■ Direction: Reading down the listing below, count the lines where the word "into" shows up, then give only that count.

[Records from a collection of figures]
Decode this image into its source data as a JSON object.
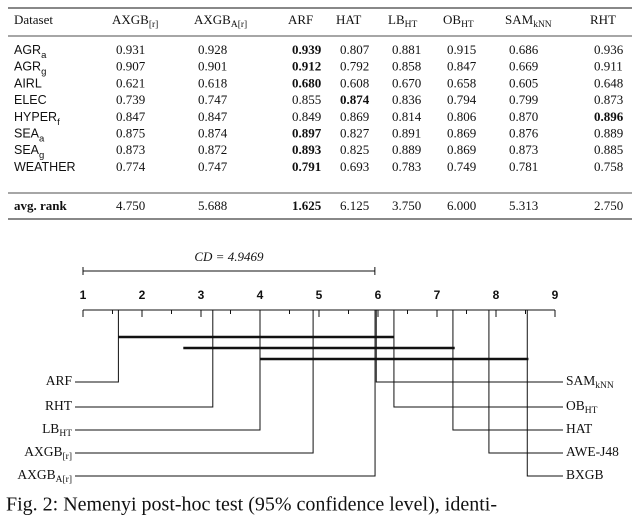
{
  "table": {
    "columns": [
      {
        "base": "Dataset"
      },
      {
        "base": "AXGB",
        "sub": "[r]"
      },
      {
        "base": "AXGB",
        "sub": "A[r]"
      },
      {
        "base": "ARF"
      },
      {
        "base": "HAT"
      },
      {
        "base": "LB",
        "sub": "HT"
      },
      {
        "base": "OB",
        "sub": "HT"
      },
      {
        "base": "SAM",
        "sub": "kNN"
      },
      {
        "base": "RHT"
      }
    ],
    "rows": [
      {
        "name": {
          "base": "AGR",
          "sub": "a"
        },
        "cells": [
          "0.931",
          "0.928",
          "0.939",
          "0.807",
          "0.881",
          "0.915",
          "0.686",
          "0.936"
        ],
        "bold": 2
      },
      {
        "name": {
          "base": "AGR",
          "sub": "g"
        },
        "cells": [
          "0.907",
          "0.901",
          "0.912",
          "0.792",
          "0.858",
          "0.847",
          "0.669",
          "0.911"
        ],
        "bold": 2
      },
      {
        "name": {
          "base": "AIRL"
        },
        "cells": [
          "0.621",
          "0.618",
          "0.680",
          "0.608",
          "0.670",
          "0.658",
          "0.605",
          "0.648"
        ],
        "bold": 2
      },
      {
        "name": {
          "base": "ELEC"
        },
        "cells": [
          "0.739",
          "0.747",
          "0.855",
          "0.874",
          "0.836",
          "0.794",
          "0.799",
          "0.873"
        ],
        "bold": 3
      },
      {
        "name": {
          "base": "HYPER",
          "sub": "f"
        },
        "cells": [
          "0.847",
          "0.847",
          "0.849",
          "0.869",
          "0.814",
          "0.806",
          "0.870",
          "0.896"
        ],
        "bold": 7
      },
      {
        "name": {
          "base": "SEA",
          "sub": "a"
        },
        "cells": [
          "0.875",
          "0.874",
          "0.897",
          "0.827",
          "0.891",
          "0.869",
          "0.876",
          "0.889"
        ],
        "bold": 2
      },
      {
        "name": {
          "base": "SEA",
          "sub": "g"
        },
        "cells": [
          "0.873",
          "0.872",
          "0.893",
          "0.825",
          "0.889",
          "0.869",
          "0.873",
          "0.885"
        ],
        "bold": 2
      },
      {
        "name": {
          "base": "WEATHER"
        },
        "cells": [
          "0.774",
          "0.747",
          "0.791",
          "0.693",
          "0.783",
          "0.749",
          "0.781",
          "0.758"
        ],
        "bold": 2
      }
    ],
    "summary": {
      "name": "avg. rank",
      "cells": [
        "4.750",
        "5.688",
        "1.625",
        "6.125",
        "3.750",
        "6.000",
        "5.313",
        "2.750"
      ],
      "bold": 2
    }
  },
  "diagram": {
    "cd": {
      "value": 4.9469,
      "label": "CD = 4.9469"
    },
    "xlim": [
      1,
      9
    ],
    "xticks": [
      1,
      2,
      3,
      4,
      5,
      6,
      7,
      8,
      9
    ],
    "left": [
      {
        "name": {
          "base": "ARF"
        },
        "rank": 1.6
      },
      {
        "name": {
          "base": "RHT"
        },
        "rank": 3.2
      },
      {
        "name": {
          "base": "LB",
          "sub": "HT"
        },
        "rank": 4.0
      },
      {
        "name": {
          "base": "AXGB",
          "sub": "[r]"
        },
        "rank": 4.9
      },
      {
        "name": {
          "base": "AXGB",
          "sub": "A[r]"
        },
        "rank": 5.95
      }
    ],
    "right": [
      {
        "name": {
          "base": "SAM",
          "sub": "kNN"
        },
        "rank": 5.97
      },
      {
        "name": {
          "base": "OB",
          "sub": "HT"
        },
        "rank": 6.27
      },
      {
        "name": {
          "base": "HAT"
        },
        "rank": 7.27
      },
      {
        "name": {
          "base": "AWE-J48"
        },
        "rank": 7.88
      },
      {
        "name": {
          "base": "BXGB"
        },
        "rank": 8.53
      }
    ],
    "cliques": [
      [
        1.6,
        6.27
      ],
      [
        2.7,
        7.3
      ],
      [
        4.0,
        8.55
      ]
    ]
  },
  "caption": "Fig. 2: Nemenyi post-hoc test (95% confidence level), identi-"
}
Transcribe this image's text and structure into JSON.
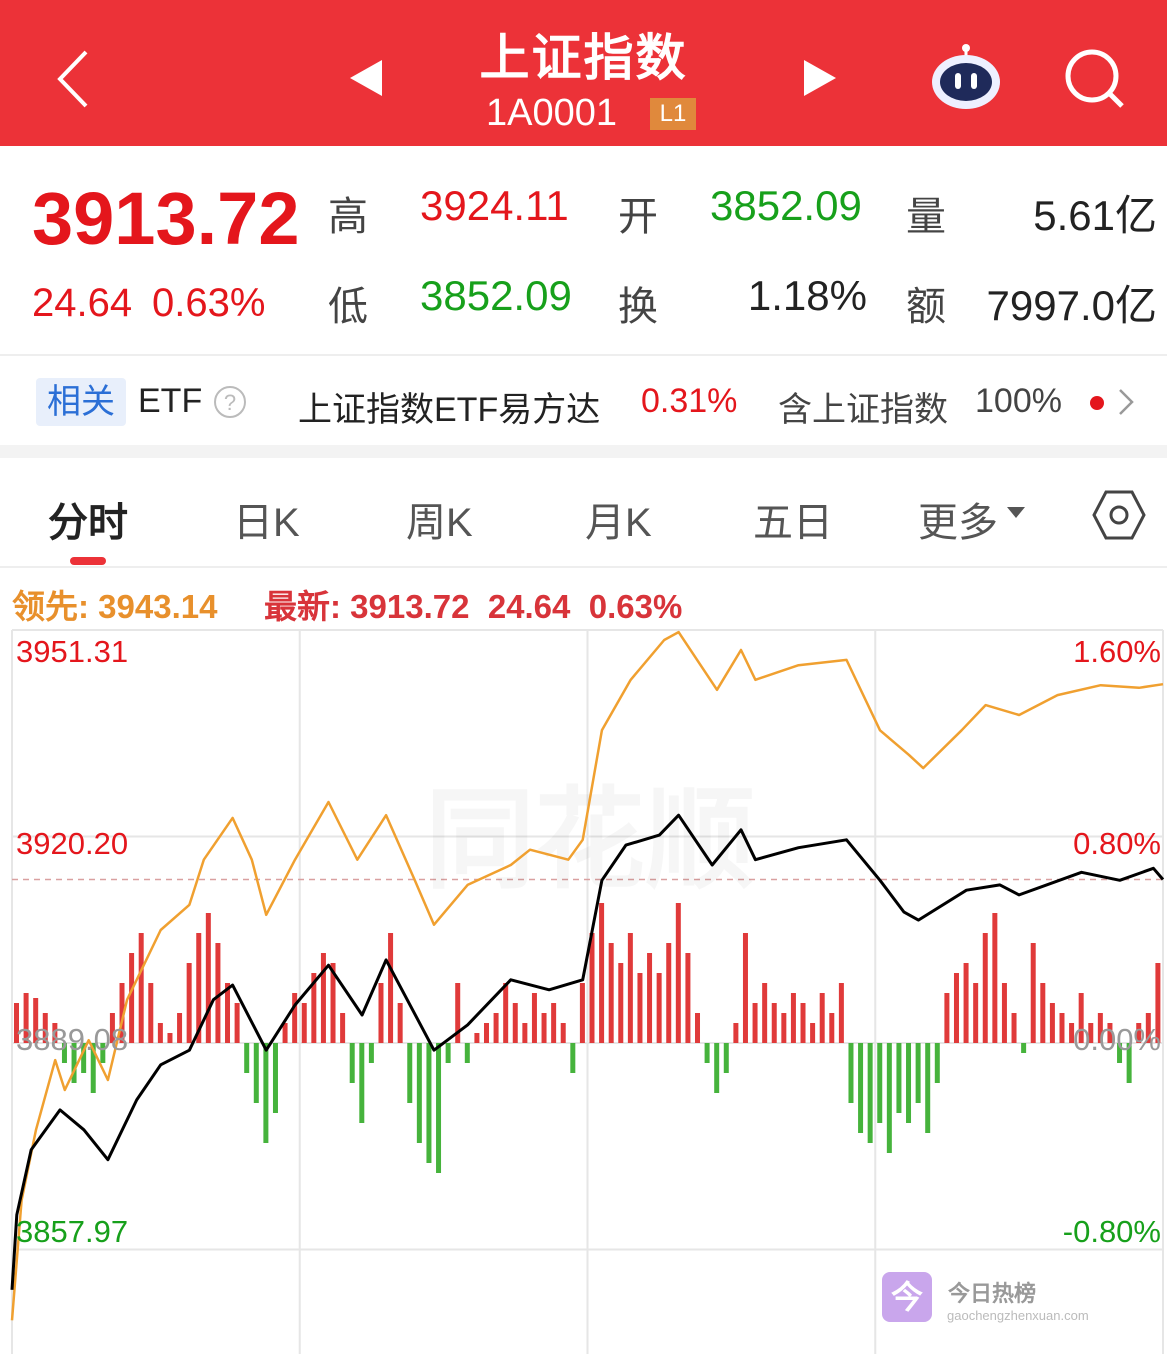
{
  "header": {
    "title": "上证指数",
    "code": "1A0001",
    "level_badge": "L1",
    "icons": [
      "back-chevron-icon",
      "prev-triangle-icon",
      "next-triangle-icon",
      "robot-assistant-icon",
      "search-icon"
    ]
  },
  "quote": {
    "price": "3913.72",
    "change": "24.64",
    "change_pct": "0.63%",
    "high_label": "高",
    "high": "3924.11",
    "open_label": "开",
    "open": "3852.09",
    "volume_label": "量",
    "volume": "5.61亿",
    "low_label": "低",
    "low": "3852.09",
    "turnover_label": "换",
    "turnover": "1.18%",
    "amount_label": "额",
    "amount": "7997.0亿"
  },
  "etf": {
    "tag": "相关",
    "label": "ETF",
    "help_icon": "question-circle-icon",
    "fund_name": "上证指数ETF易方达",
    "fund_change": "0.31%",
    "contains_label": "含上证指数",
    "contains_pct": "100%"
  },
  "tabs": [
    {
      "label": "分时",
      "active": true
    },
    {
      "label": "日K"
    },
    {
      "label": "周K"
    },
    {
      "label": "月K"
    },
    {
      "label": "五日"
    },
    {
      "label": "更多"
    }
  ],
  "chart_legend": {
    "lead_label": "领先:",
    "lead_value": "3943.14",
    "latest_label": "最新:",
    "latest_value": "3913.72",
    "latest_change": "24.64",
    "latest_pct": "0.63%"
  },
  "watermark": "同花顺",
  "footer_logo": {
    "title": "今日热榜",
    "url": "gaochengzhenxuan.com"
  },
  "colors": {
    "header": "#ec3238",
    "up": "#e4161c",
    "down": "#17a01b",
    "lead_line": "#f0a030",
    "price_line": "#000000"
  },
  "chart_data": {
    "type": "line",
    "x_range_minutes": [
      0,
      240
    ],
    "ylim": [
      3826.85,
      3951.31
    ],
    "prev_close": 3889.08,
    "y_ticks_left": [
      "3951.31",
      "3920.20",
      "3889.08",
      "3857.97"
    ],
    "y_ticks_right": [
      "1.60%",
      "0.80%",
      "0.00%",
      "-0.80%"
    ],
    "grid": true,
    "series": [
      {
        "key": "price",
        "points": [
          [
            0,
            3851.9
          ],
          [
            1,
            3863.2
          ],
          [
            4,
            3873.0
          ],
          [
            10,
            3879.0
          ],
          [
            15,
            3876.0
          ],
          [
            20,
            3871.5
          ],
          [
            26,
            3880.5
          ],
          [
            31,
            3885.8
          ],
          [
            37,
            3888.0
          ],
          [
            42,
            3895.6
          ],
          [
            46,
            3897.8
          ],
          [
            53,
            3888.0
          ],
          [
            59,
            3894.8
          ],
          [
            66,
            3900.8
          ],
          [
            73,
            3893.3
          ],
          [
            78,
            3901.6
          ],
          [
            88,
            3888.0
          ],
          [
            95,
            3891.8
          ],
          [
            104,
            3898.6
          ],
          [
            112,
            3897.1
          ],
          [
            119,
            3898.6
          ],
          [
            123,
            3913.6
          ],
          [
            128,
            3918.9
          ],
          [
            135,
            3920.4
          ],
          [
            139,
            3923.4
          ],
          [
            146,
            3915.9
          ],
          [
            152,
            3921.2
          ],
          [
            155,
            3916.7
          ],
          [
            164,
            3918.5
          ],
          [
            174,
            3919.7
          ],
          [
            181,
            3913.6
          ],
          [
            186,
            3908.8
          ],
          [
            189,
            3907.6
          ],
          [
            199,
            3912.1
          ],
          [
            206,
            3912.9
          ],
          [
            210,
            3911.4
          ],
          [
            223,
            3914.8
          ],
          [
            231,
            3913.6
          ],
          [
            238,
            3915.4
          ],
          [
            240,
            3913.72
          ]
        ]
      },
      {
        "key": "lead",
        "points": [
          [
            0,
            3847.3
          ],
          [
            2,
            3865.4
          ],
          [
            5,
            3876.0
          ],
          [
            9,
            3886.5
          ],
          [
            11,
            3882.0
          ],
          [
            16,
            3889.5
          ],
          [
            20,
            3883.5
          ],
          [
            24,
            3895.6
          ],
          [
            31,
            3906.1
          ],
          [
            37,
            3909.9
          ],
          [
            40,
            3916.7
          ],
          [
            46,
            3923.0
          ],
          [
            50,
            3916.7
          ],
          [
            53,
            3908.4
          ],
          [
            59,
            3916.7
          ],
          [
            66,
            3925.4
          ],
          [
            72,
            3916.7
          ],
          [
            78,
            3923.4
          ],
          [
            84,
            3913.6
          ],
          [
            88,
            3906.9
          ],
          [
            95,
            3912.9
          ],
          [
            104,
            3915.9
          ],
          [
            108,
            3918.2
          ],
          [
            116,
            3916.7
          ],
          [
            119,
            3919.7
          ],
          [
            123,
            3936.2
          ],
          [
            129,
            3943.8
          ],
          [
            136,
            3949.8
          ],
          [
            139,
            3951.0
          ],
          [
            147,
            3942.3
          ],
          [
            152,
            3948.3
          ],
          [
            155,
            3943.8
          ],
          [
            164,
            3946.0
          ],
          [
            174,
            3946.8
          ],
          [
            181,
            3936.2
          ],
          [
            187,
            3932.5
          ],
          [
            190,
            3930.5
          ],
          [
            198,
            3936.2
          ],
          [
            203,
            3940.0
          ],
          [
            210,
            3938.5
          ],
          [
            218,
            3941.5
          ],
          [
            227,
            3943.0
          ],
          [
            235,
            3942.6
          ],
          [
            240,
            3943.14
          ]
        ]
      }
    ],
    "diff_bars": [
      40,
      50,
      45,
      30,
      20,
      -20,
      -40,
      -30,
      -50,
      -20,
      30,
      60,
      90,
      110,
      60,
      20,
      10,
      30,
      80,
      110,
      130,
      100,
      60,
      40,
      -30,
      -60,
      -100,
      -70,
      20,
      50,
      40,
      70,
      90,
      80,
      30,
      -40,
      -80,
      -20,
      60,
      110,
      40,
      -60,
      -100,
      -120,
      -130,
      -20,
      60,
      -20,
      10,
      20,
      30,
      60,
      40,
      20,
      50,
      30,
      40,
      20,
      -30,
      60,
      110,
      140,
      100,
      80,
      110,
      70,
      90,
      70,
      100,
      140,
      90,
      30,
      -20,
      -50,
      -30,
      20,
      110,
      40,
      60,
      40,
      30,
      50,
      40,
      20,
      50,
      30,
      60,
      -60,
      -90,
      -100,
      -80,
      -110,
      -70,
      -80,
      -60,
      -90,
      -40,
      50,
      70,
      80,
      60,
      110,
      130,
      60,
      30,
      -10,
      100,
      60,
      40,
      30,
      20,
      50,
      20,
      30,
      20,
      -20,
      -40,
      20,
      30,
      80
    ]
  }
}
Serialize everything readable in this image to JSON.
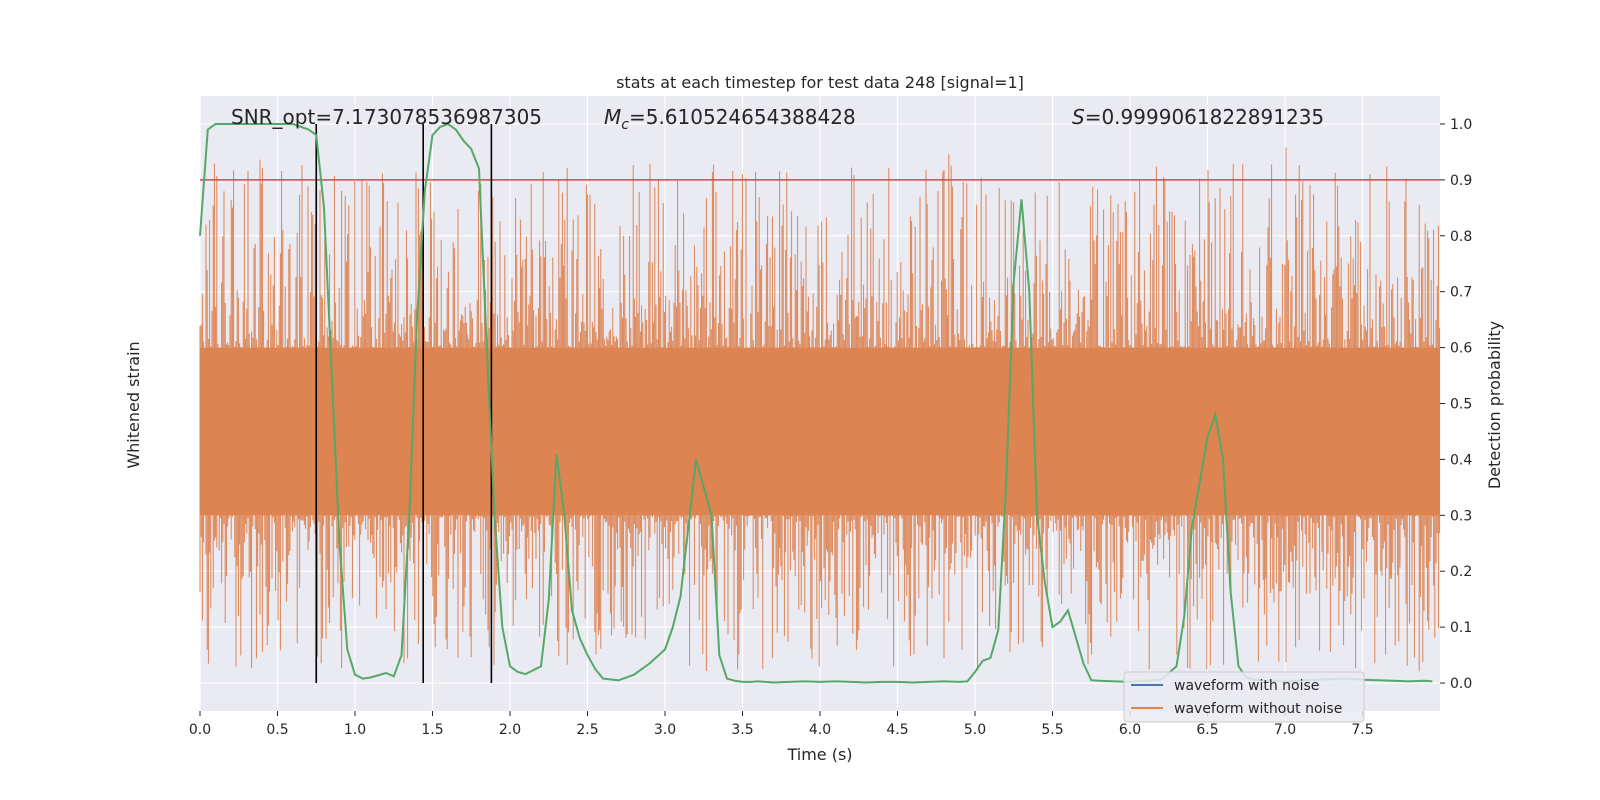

■ Result: 2